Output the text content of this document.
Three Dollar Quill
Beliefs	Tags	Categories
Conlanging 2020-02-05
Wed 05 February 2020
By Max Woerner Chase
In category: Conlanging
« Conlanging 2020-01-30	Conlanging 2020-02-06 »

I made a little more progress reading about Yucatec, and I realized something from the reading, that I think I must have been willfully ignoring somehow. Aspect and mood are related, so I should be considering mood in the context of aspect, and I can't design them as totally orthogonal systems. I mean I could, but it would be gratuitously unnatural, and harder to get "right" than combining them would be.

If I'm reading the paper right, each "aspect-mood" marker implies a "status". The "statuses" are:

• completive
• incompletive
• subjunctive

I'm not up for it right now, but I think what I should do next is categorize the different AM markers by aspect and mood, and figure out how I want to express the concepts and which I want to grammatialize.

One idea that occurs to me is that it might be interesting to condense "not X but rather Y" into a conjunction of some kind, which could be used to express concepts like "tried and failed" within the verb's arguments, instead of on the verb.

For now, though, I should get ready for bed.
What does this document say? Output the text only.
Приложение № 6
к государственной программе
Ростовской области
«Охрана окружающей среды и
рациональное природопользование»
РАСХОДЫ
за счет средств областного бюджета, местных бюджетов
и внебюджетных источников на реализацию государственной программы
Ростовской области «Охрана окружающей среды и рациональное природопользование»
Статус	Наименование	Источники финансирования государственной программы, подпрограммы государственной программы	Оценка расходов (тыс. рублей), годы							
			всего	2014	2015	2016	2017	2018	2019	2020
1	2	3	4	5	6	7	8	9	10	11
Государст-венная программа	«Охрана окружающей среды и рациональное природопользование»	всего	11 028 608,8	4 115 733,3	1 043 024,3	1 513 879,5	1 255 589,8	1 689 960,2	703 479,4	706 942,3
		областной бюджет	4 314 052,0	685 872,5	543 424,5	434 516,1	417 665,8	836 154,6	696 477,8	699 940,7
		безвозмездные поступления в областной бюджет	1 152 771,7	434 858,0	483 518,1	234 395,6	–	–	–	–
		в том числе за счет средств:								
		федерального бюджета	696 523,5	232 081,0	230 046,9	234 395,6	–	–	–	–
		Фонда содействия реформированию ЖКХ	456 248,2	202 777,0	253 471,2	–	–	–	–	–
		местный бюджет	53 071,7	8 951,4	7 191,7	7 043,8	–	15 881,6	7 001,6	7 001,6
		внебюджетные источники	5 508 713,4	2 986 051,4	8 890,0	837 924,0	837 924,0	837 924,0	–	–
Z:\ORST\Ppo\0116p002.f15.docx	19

__Problem to solve__. From the entries above, collect every line with the string "Ростовской" in it.

__Complete response__.
Ростовской области
Ростовской области «Охрана окружающей среды и рациональное природопользование»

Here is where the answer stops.